§ **Exercise brief**: Transcribe the records below exactly as they appear.

[Figure content listings]
[BEGIN]
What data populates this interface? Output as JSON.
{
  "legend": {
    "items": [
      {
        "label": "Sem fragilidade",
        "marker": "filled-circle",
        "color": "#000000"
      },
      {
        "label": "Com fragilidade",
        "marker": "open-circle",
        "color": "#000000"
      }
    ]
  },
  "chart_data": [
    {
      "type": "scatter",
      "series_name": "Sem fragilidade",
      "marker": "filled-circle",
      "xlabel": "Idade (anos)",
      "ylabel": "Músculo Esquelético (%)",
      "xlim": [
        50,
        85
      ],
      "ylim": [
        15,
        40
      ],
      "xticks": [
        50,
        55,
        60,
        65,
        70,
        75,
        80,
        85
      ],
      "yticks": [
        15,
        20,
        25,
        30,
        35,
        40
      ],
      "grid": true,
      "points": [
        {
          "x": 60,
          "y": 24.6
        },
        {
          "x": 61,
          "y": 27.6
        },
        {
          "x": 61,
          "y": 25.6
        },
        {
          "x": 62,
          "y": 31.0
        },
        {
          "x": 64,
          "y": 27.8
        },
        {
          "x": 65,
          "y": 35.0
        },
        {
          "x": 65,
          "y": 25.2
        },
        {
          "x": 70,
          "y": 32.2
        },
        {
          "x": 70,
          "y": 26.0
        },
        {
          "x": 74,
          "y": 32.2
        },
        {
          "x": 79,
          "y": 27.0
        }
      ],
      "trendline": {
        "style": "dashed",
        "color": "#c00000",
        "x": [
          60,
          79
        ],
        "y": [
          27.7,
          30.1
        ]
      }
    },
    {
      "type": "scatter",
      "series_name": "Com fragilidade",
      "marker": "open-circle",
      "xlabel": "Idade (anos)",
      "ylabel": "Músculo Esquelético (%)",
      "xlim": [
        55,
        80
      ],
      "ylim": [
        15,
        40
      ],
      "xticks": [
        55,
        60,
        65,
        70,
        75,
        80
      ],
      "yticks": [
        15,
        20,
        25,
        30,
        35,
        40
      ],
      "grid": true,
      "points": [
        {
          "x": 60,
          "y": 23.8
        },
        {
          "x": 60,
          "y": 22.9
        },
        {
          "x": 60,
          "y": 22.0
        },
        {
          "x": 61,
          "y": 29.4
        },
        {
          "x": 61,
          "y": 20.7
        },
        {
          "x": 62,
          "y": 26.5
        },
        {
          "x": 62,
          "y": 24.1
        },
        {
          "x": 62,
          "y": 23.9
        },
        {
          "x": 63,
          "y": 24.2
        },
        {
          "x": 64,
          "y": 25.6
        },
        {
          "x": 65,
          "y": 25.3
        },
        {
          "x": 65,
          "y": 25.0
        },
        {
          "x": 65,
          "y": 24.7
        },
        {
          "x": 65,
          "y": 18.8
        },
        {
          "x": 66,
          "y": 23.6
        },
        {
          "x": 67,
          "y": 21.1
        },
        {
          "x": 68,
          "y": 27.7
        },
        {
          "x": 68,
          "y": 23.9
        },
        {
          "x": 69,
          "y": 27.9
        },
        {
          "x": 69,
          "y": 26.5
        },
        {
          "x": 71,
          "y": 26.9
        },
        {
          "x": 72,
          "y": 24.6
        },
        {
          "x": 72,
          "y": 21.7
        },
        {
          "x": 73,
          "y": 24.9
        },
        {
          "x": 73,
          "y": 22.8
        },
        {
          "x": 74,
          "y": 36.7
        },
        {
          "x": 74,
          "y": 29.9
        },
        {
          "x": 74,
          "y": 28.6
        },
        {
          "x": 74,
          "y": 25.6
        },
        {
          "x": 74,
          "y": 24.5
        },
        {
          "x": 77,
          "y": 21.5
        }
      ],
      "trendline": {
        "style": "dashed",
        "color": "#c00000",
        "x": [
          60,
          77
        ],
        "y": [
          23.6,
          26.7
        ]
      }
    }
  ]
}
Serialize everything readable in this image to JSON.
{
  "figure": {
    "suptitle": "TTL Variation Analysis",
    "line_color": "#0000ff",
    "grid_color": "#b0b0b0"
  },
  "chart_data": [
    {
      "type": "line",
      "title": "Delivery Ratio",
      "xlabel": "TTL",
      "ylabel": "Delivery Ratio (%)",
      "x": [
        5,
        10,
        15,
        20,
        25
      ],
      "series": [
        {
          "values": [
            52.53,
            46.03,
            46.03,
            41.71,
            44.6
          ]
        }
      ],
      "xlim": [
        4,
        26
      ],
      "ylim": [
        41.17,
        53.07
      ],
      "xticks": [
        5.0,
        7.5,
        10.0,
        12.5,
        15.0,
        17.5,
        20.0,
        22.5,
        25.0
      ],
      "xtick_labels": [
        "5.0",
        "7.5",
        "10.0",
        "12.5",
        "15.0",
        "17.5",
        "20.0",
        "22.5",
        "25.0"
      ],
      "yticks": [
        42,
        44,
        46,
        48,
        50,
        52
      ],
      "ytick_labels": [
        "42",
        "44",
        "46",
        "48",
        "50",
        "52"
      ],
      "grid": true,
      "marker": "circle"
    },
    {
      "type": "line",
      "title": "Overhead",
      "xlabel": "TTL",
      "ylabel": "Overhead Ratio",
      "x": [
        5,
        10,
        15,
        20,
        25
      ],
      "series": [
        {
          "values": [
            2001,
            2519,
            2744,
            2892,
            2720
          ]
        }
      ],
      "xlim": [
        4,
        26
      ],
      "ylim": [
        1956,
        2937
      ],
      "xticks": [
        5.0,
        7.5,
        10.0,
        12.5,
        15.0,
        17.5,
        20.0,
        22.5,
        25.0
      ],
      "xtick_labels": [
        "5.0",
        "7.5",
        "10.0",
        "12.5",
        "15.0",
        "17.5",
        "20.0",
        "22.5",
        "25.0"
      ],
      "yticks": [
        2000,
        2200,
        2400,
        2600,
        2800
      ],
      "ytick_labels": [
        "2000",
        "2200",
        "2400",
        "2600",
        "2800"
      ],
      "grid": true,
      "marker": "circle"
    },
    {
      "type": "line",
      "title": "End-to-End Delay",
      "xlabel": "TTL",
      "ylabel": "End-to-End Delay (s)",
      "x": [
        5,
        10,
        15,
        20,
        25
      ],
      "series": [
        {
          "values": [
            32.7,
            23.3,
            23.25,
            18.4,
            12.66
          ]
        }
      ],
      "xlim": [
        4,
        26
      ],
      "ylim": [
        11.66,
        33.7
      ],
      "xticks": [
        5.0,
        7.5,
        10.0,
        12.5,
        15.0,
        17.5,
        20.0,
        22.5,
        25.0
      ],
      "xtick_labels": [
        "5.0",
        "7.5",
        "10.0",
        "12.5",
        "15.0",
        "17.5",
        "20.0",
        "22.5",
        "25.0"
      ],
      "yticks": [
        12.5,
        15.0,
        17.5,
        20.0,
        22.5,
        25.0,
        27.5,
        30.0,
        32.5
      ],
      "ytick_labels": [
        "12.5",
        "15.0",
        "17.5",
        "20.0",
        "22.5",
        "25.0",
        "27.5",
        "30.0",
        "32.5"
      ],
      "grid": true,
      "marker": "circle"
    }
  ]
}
[END]
§ **Reply to the task**:
What data populates this interface? Output as JSON.
{
  "legend": {
    "items": [
      {
        "label": "Sem fragilidade",
        "marker": "filled-circle",
        "color": "#000000"
      },
      {
        "label": "Com fragilidade",
        "marker": "open-circle",
        "color": "#000000"
      }
    ]
  },
  "chart_data": [
    {
      "type": "scatter",
      "series_name": "Sem fragilidade",
      "marker": "filled-circle",
      "xlabel": "Idade (anos)",
      "ylabel": "Músculo Esquelético (%)",
      "xlim": [
        50,
        85
      ],
      "ylim": [
        15,
        40
      ],
      "xticks": [
        50,
        55,
        60,
        65,
        70,
        75,
        80,
        85
      ],
      "yticks": [
        15,
        20,
        25,
        30,
        35,
        40
      ],
      "grid": true,
      "points": [
        {
          "x": 60,
          "y": 24.6
        },
        {
          "x": 61,
          "y": 27.6
        },
        {
          "x": 61,
          "y": 25.6
        },
        {
          "x": 62,
          "y": 31.0
        },
        {
          "x": 64,
          "y": 27.8
        },
        {
          "x": 65,
          "y": 35.0
        },
        {
          "x": 65,
          "y": 25.2
        },
        {
          "x": 70,
          "y": 32.2
        },
        {
          "x": 70,
          "y": 26.0
        },
        {
          "x": 74,
          "y": 32.2
        },
        {
          "x": 79,
          "y": 27.0
        }
      ],
      "trendline": {
        "style": "dashed",
        "color": "#c00000",
        "x": [
          60,
          79
        ],
        "y": [
          27.7,
          30.1
        ]
      }
    },
    {
      "type": "scatter",
      "series_name": "Com fragilidade",
      "marker": "open-circle",
      "xlabel": "Idade (anos)",
      "ylabel": "Músculo Esquelético (%)",
      "xlim": [
        55,
        80
      ],
      "ylim": [
        15,
        40
      ],
      "xticks": [
        55,
        60,
        65,
        70,
        75,
        80
      ],
      "yticks": [
        15,
        20,
        25,
        30,
        35,
        40
      ],
      "grid": true,
      "points": [
        {
          "x": 60,
          "y": 23.8
        },
        {
          "x": 60,
          "y": 22.9
        },
        {
          "x": 60,
          "y": 22.0
        },
        {
          "x": 61,
          "y": 29.4
        },
        {
          "x": 61,
          "y": 20.7
        },
        {
          "x": 62,
          "y": 26.5
        },
        {
          "x": 62,
          "y": 24.1
        },
        {
          "x": 62,
          "y": 23.9
        },
        {
          "x": 63,
          "y": 24.2
        },
        {
          "x": 64,
          "y": 25.6
        },
        {
          "x": 65,
          "y": 25.3
        },
        {
          "x": 65,
          "y": 25.0
        },
        {
          "x": 65,
          "y": 24.7
        },
        {
          "x": 65,
          "y": 18.8
        },
        {
          "x": 66,
          "y": 23.6
        },
        {
          "x": 67,
          "y": 21.1
        },
        {
          "x": 68,
          "y": 27.7
        },
        {
          "x": 68,
          "y": 23.9
        },
        {
          "x": 69,
          "y": 27.9
        },
        {
          "x": 69,
          "y": 26.5
        },
        {
          "x": 71,
          "y": 26.9
        },
        {
          "x": 72,
          "y": 24.6
        },
        {
          "x": 72,
          "y": 21.7
        },
        {
          "x": 73,
          "y": 24.9
        },
        {
          "x": 73,
          "y": 22.8
        },
        {
          "x": 74,
          "y": 36.7
        },
        {
          "x": 74,
          "y": 29.9
        },
        {
          "x": 74,
          "y": 28.6
        },
        {
          "x": 74,
          "y": 25.6
        },
        {
          "x": 74,
          "y": 24.5
        },
        {
          "x": 77,
          "y": 21.5
        }
      ],
      "trendline": {
        "style": "dashed",
        "color": "#c00000",
        "x": [
          60,
          77
        ],
        "y": [
          23.6,
          26.7
        ]
      }
    }
  ]
}
Serialize everything readable in this image to JSON.
{
  "figure": {
    "suptitle": "TTL Variation Analysis",
    "line_color": "#0000ff",
    "grid_color": "#b0b0b0"
  },
  "chart_data": [
    {
      "type": "line",
      "title": "Delivery Ratio",
      "xlabel": "TTL",
      "ylabel": "Delivery Ratio (%)",
      "x": [
        5,
        10,
        15,
        20,
        25
      ],
      "series": [
        {
          "values": [
            52.53,
            46.03,
            46.03,
            41.71,
            44.6
          ]
        }
      ],
      "xlim": [
        4,
        26
      ],
      "ylim": [
        41.17,
        53.07
      ],
      "xticks": [
        5.0,
        7.5,
        10.0,
        12.5,
        15.0,
        17.5,
        20.0,
        22.5,
        25.0
      ],
      "xtick_labels": [
        "5.0",
        "7.5",
        "10.0",
        "12.5",
        "15.0",
        "17.5",
        "20.0",
        "22.5",
        "25.0"
      ],
      "yticks": [
        42,
        44,
        46,
        48,
        50,
        52
      ],
      "ytick_labels": [
        "42",
        "44",
        "46",
        "48",
        "50",
        "52"
      ],
      "grid": true,
      "marker": "circle"
    },
    {
      "type": "line",
      "title": "Overhead",
      "xlabel": "TTL",
      "ylabel": "Overhead Ratio",
      "x": [
        5,
        10,
        15,
        20,
        25
      ],
      "series": [
        {
          "values": [
            2001,
            2519,
            2744,
            2892,
            2720
          ]
        }
      ],
      "xlim": [
        4,
        26
      ],
      "ylim": [
        1956,
        2937
      ],
      "xticks": [
        5.0,
        7.5,
        10.0,
        12.5,
        15.0,
        17.5,
        20.0,
        22.5,
        25.0
      ],
      "xtick_labels": [
        "5.0",
        "7.5",
        "10.0",
        "12.5",
        "15.0",
        "17.5",
        "20.0",
        "22.5",
        "25.0"
      ],
      "yticks": [
        2000,
        2200,
        2400,
        2600,
        2800
      ],
      "ytick_labels": [
        "2000",
        "2200",
        "2400",
        "2600",
        "2800"
      ],
      "grid": true,
      "marker": "circle"
    },
    {
      "type": "line",
      "title": "End-to-End Delay",
      "xlabel": "TTL",
      "ylabel": "End-to-End Delay (s)",
      "x": [
        5,
        10,
        15,
        20,
        25
      ],
      "series": [
        {
          "values": [
            32.7,
            23.3,
            23.25,
            18.4,
            12.66
          ]
        }
      ],
      "xlim": [
        4,
        26
      ],
      "ylim": [
        11.66,
        33.7
      ],
      "xticks": [
        5.0,
        7.5,
        10.0,
        12.5,
        15.0,
        17.5,
        20.0,
        22.5,
        25.0
      ],
      "xtick_labels": [
        "5.0",
        "7.5",
        "10.0",
        "12.5",
        "15.0",
        "17.5",
        "20.0",
        "22.5",
        "25.0"
      ],
      "yticks": [
        12.5,
        15.0,
        17.5,
        20.0,
        22.5,
        25.0,
        27.5,
        30.0,
        32.5
      ],
      "ytick_labels": [
        "12.5",
        "15.0",
        "17.5",
        "20.0",
        "22.5",
        "25.0",
        "27.5",
        "30.0",
        "32.5"
      ],
      "grid": true,
      "marker": "circle"
    }
  ]
}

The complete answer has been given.